**The problem**. Return each line of the records below verbatim, leaving nothing out and adding nothing.

**Data excerpts**.
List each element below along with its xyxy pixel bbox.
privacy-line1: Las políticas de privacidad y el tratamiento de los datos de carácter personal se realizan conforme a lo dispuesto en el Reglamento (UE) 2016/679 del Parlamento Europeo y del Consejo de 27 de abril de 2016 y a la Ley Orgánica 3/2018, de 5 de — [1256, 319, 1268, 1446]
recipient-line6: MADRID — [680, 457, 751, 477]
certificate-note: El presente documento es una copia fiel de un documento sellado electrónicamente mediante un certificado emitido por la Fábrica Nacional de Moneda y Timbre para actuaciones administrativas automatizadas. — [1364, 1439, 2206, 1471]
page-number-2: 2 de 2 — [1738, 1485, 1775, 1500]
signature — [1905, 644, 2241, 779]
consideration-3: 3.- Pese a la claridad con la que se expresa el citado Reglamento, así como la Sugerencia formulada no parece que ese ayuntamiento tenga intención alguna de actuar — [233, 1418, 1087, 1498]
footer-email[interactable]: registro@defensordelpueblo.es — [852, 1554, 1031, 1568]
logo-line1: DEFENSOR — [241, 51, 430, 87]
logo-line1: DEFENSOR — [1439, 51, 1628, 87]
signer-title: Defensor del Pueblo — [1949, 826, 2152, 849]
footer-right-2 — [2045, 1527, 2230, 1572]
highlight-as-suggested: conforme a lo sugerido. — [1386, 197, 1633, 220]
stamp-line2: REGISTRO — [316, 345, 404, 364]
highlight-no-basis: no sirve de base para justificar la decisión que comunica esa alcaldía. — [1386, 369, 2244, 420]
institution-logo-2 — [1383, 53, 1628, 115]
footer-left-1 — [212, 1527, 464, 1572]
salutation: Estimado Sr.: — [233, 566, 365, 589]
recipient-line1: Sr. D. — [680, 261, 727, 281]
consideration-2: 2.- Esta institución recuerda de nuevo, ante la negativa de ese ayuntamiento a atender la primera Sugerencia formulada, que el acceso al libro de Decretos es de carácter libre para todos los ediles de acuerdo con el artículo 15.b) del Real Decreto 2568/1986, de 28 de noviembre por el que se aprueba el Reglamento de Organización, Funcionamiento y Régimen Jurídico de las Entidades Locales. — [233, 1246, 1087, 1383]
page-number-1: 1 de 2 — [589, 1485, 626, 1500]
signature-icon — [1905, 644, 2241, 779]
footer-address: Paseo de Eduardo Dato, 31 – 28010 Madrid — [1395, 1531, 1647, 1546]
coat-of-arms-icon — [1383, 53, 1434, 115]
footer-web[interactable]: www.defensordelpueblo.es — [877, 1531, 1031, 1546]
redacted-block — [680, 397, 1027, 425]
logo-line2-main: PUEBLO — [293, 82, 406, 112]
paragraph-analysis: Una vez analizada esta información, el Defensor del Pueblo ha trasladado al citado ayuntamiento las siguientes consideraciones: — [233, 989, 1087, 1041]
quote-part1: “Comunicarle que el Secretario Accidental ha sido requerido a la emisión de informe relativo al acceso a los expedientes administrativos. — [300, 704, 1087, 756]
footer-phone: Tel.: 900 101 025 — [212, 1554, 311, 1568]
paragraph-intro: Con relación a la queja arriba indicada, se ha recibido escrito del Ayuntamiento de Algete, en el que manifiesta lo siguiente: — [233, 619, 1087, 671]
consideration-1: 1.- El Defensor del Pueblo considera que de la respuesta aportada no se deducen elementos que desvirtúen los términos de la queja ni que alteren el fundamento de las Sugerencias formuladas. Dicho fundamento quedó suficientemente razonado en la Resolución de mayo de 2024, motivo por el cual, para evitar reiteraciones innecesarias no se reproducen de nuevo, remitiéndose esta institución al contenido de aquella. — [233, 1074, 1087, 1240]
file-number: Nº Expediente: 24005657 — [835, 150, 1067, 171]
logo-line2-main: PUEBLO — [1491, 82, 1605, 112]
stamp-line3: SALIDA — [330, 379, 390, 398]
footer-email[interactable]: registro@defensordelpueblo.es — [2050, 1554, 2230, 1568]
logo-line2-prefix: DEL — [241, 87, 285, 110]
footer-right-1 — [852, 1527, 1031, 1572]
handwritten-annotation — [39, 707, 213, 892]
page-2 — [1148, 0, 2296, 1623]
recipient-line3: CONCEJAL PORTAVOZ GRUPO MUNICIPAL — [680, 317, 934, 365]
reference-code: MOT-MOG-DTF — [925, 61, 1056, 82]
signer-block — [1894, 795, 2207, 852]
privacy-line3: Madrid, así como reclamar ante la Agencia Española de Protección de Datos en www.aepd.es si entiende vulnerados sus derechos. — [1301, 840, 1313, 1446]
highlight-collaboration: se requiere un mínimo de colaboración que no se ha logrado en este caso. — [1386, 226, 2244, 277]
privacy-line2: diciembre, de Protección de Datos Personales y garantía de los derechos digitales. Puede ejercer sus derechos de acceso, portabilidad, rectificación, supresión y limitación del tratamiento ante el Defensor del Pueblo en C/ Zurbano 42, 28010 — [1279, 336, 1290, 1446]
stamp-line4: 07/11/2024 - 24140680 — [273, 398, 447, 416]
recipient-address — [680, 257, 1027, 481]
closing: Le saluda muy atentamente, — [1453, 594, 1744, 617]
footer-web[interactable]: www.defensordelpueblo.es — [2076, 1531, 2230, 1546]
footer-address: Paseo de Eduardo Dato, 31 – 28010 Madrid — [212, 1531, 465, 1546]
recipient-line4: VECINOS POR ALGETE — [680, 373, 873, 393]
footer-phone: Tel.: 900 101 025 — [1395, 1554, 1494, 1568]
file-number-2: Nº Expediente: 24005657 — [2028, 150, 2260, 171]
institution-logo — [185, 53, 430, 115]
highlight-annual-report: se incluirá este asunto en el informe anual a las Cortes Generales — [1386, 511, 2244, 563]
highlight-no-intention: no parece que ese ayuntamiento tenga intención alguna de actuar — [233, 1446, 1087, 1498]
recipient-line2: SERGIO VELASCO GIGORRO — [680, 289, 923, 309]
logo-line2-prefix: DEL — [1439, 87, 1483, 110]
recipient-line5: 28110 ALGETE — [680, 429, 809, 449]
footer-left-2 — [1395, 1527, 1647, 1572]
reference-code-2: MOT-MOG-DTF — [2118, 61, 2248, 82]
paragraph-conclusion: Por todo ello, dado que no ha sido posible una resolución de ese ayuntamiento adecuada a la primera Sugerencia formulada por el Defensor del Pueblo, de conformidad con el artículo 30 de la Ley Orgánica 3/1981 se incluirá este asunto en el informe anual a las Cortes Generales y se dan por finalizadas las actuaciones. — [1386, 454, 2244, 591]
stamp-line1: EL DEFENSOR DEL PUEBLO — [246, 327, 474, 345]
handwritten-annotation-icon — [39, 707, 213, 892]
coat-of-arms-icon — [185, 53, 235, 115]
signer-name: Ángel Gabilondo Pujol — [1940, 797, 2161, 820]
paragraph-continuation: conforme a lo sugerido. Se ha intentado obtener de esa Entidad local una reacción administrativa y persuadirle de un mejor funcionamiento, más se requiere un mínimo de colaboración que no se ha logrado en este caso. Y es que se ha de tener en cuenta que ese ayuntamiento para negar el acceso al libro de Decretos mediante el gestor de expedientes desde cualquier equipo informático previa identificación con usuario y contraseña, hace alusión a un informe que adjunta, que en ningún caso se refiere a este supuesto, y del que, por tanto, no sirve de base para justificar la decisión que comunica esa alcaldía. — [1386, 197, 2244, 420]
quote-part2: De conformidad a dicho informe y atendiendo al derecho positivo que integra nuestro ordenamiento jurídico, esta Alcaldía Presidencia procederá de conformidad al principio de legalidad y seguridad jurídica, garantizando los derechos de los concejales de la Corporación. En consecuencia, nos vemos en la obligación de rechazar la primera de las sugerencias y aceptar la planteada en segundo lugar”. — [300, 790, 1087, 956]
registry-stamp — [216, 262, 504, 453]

**Result below**.
List each element below along with its xyxy pixel bbox.
privacy-line1: Las políticas de privacidad y el tratamiento de los datos de carácter personal se realizan conforme a lo dispuesto en el Reglamento (UE) 2016/679 del Parlamento Europeo y del Consejo de 27 de abril de 2016 y a la Ley Orgánica 3/2018, de 5 de — [1256, 319, 1268, 1446]
recipient-line6: MADRID — [680, 457, 751, 477]
certificate-note: El presente documento es una copia fiel de un documento sellado electrónicamente mediante un certificado emitido por la Fábrica Nacional de Moneda y Timbre para actuaciones administrativas automatizadas. — [1364, 1439, 2206, 1471]
page-number-2: 2 de 2 — [1738, 1485, 1775, 1500]
signature — [1905, 644, 2241, 779]
consideration-3: 3.- Pese a la claridad con la que se expresa el citado Reglamento, así como la Sugerencia formulada no parece que ese ayuntamiento tenga intención alguna de actuar — [233, 1418, 1087, 1498]
footer-email[interactable]: registro@defensordelpueblo.es — [852, 1554, 1031, 1568]
logo-line1: DEFENSOR — [241, 51, 430, 87]
logo-line1: DEFENSOR — [1439, 51, 1628, 87]
signer-title: Defensor del Pueblo — [1949, 826, 2152, 849]
footer-right-2 — [2045, 1527, 2230, 1572]
highlight-as-suggested: conforme a lo sugerido. — [1386, 197, 1633, 220]
stamp-line2: REGISTRO — [316, 345, 404, 364]
highlight-no-basis: no sirve de base para justificar la decisión que comunica esa alcaldía. — [1386, 369, 2244, 420]
institution-logo-2 — [1383, 53, 1628, 115]
footer-left-1 — [212, 1527, 464, 1572]
salutation: Estimado Sr.: — [233, 566, 365, 589]
recipient-line1: Sr. D. — [680, 261, 727, 281]
consideration-2: 2.- Esta institución recuerda de nuevo, ante la negativa de ese ayuntamiento a atender la primera Sugerencia formulada, que el acceso al libro de Decretos es de carácter libre para todos los ediles de acuerdo con el artículo 15.b) del Real Decreto 2568/1986, de 28 de noviembre por el que se aprueba el Reglamento de Organización, Funcionamiento y Régimen Jurídico de las Entidades Locales. — [233, 1246, 1087, 1383]
page-number-1: 1 de 2 — [589, 1485, 626, 1500]
signature-icon — [1905, 644, 2241, 779]
footer-address: Paseo de Eduardo Dato, 31 – 28010 Madrid — [1395, 1531, 1647, 1546]
coat-of-arms-icon — [1383, 53, 1434, 115]
footer-web[interactable]: www.defensordelpueblo.es — [877, 1531, 1031, 1546]
redacted-block — [680, 397, 1027, 425]
logo-line2-main: PUEBLO — [293, 82, 406, 112]
paragraph-analysis: Una vez analizada esta información, el Defensor del Pueblo ha trasladado al citado ayuntamiento las siguientes consideraciones: — [233, 989, 1087, 1041]
quote-part1: “Comunicarle que el Secretario Accidental ha sido requerido a la emisión de informe relativo al acceso a los expedientes administrativos. — [300, 704, 1087, 756]
footer-phone: Tel.: 900 101 025 — [212, 1554, 311, 1568]
paragraph-intro: Con relación a la queja arriba indicada, se ha recibido escrito del Ayuntamiento de Algete, en el que manifiesta lo siguiente: — [233, 619, 1087, 671]
consideration-1: 1.- El Defensor del Pueblo considera que de la respuesta aportada no se deducen elementos que desvirtúen los términos de la queja ni que alteren el fundamento de las Sugerencias formuladas. Dicho fundamento quedó suficientemente razonado en la Resolución de mayo de 2024, motivo por el cual, para evitar reiteraciones innecesarias no se reproducen de nuevo, remitiéndose esta institución al contenido de aquella. — [233, 1074, 1087, 1240]
file-number: Nº Expediente: 24005657 — [835, 150, 1067, 171]
logo-line2-main: PUEBLO — [1491, 82, 1605, 112]
stamp-line3: SALIDA — [330, 379, 390, 398]
footer-email[interactable]: registro@defensordelpueblo.es — [2050, 1554, 2230, 1568]
logo-line2-prefix: DEL — [241, 87, 285, 110]
footer-right-1 — [852, 1527, 1031, 1572]
handwritten-annotation — [39, 707, 213, 892]
page-2 — [1148, 0, 2296, 1623]
recipient-line3: CONCEJAL PORTAVOZ GRUPO MUNICIPAL — [680, 317, 934, 365]
reference-code: MOT-MOG-DTF — [925, 61, 1056, 82]
signer-block — [1894, 795, 2207, 852]
privacy-line3: Madrid, así como reclamar ante la Agencia Española de Protección de Datos en www.aepd.es si entiende vulnerados sus derechos. — [1301, 840, 1313, 1446]
highlight-collaboration: se requiere un mínimo de colaboración que no se ha logrado en este caso. — [1386, 226, 2244, 277]
privacy-line2: diciembre, de Protección de Datos Personales y garantía de los derechos digitales. Puede ejercer sus derechos de acceso, portabilidad, rectificación, supresión y limitación del tratamiento ante el Defensor del Pueblo en C/ Zurbano 42, 28010 — [1279, 336, 1290, 1446]
stamp-line4: 07/11/2024 - 24140680 — [273, 398, 447, 416]
recipient-address — [680, 257, 1027, 481]
closing: Le saluda muy atentamente, — [1453, 594, 1744, 617]
footer-web[interactable]: www.defensordelpueblo.es — [2076, 1531, 2230, 1546]
footer-address: Paseo de Eduardo Dato, 31 – 28010 Madrid — [212, 1531, 465, 1546]
recipient-line4: VECINOS POR ALGETE — [680, 373, 873, 393]
footer-phone: Tel.: 900 101 025 — [1395, 1554, 1494, 1568]
file-number-2: Nº Expediente: 24005657 — [2028, 150, 2260, 171]
institution-logo — [185, 53, 430, 115]
highlight-annual-report: se incluirá este asunto en el informe anual a las Cortes Generales — [1386, 511, 2244, 563]
highlight-no-intention: no parece que ese ayuntamiento tenga intención alguna de actuar — [233, 1446, 1087, 1498]
recipient-line2: SERGIO VELASCO GIGORRO — [680, 289, 923, 309]
logo-line2-prefix: DEL — [1439, 87, 1483, 110]
recipient-line5: 28110 ALGETE — [680, 429, 809, 449]
footer-left-2 — [1395, 1527, 1647, 1572]
reference-code-2: MOT-MOG-DTF — [2118, 61, 2248, 82]
paragraph-conclusion: Por todo ello, dado que no ha sido posible una resolución de ese ayuntamiento adecuada a la primera Sugerencia formulada por el Defensor del Pueblo, de conformidad con el artículo 30 de la Ley Orgánica 3/1981 se incluirá este asunto en el informe anual a las Cortes Generales y se dan por finalizadas las actuaciones. — [1386, 454, 2244, 591]
stamp-line1: EL DEFENSOR DEL PUEBLO — [246, 327, 474, 345]
handwritten-annotation-icon — [39, 707, 213, 892]
coat-of-arms-icon — [185, 53, 235, 115]
signer-name: Ángel Gabilondo Pujol — [1940, 797, 2161, 820]
paragraph-continuation: conforme a lo sugerido. Se ha intentado obtener de esa Entidad local una reacción administrativa y persuadirle de un mejor funcionamiento, más se requiere un mínimo de colaboración que no se ha logrado en este caso. Y es que se ha de tener en cuenta que ese ayuntamiento para negar el acceso al libro de Decretos mediante el gestor de expedientes desde cualquier equipo informático previa identificación con usuario y contraseña, hace alusión a un informe que adjunta, que en ningún caso se refiere a este supuesto, y del que, por tanto, no sirve de base para justificar la decisión que comunica esa alcaldía. — [1386, 197, 2244, 420]
quote-part2: De conformidad a dicho informe y atendiendo al derecho positivo que integra nuestro ordenamiento jurídico, esta Alcaldía Presidencia procederá de conformidad al principio de legalidad y seguridad jurídica, garantizando los derechos de los concejales de la Corporación. En consecuencia, nos vemos en la obligación de rechazar la primera de las sugerencias y aceptar la planteada en segundo lugar”. — [300, 790, 1087, 956]
registry-stamp — [216, 262, 504, 453]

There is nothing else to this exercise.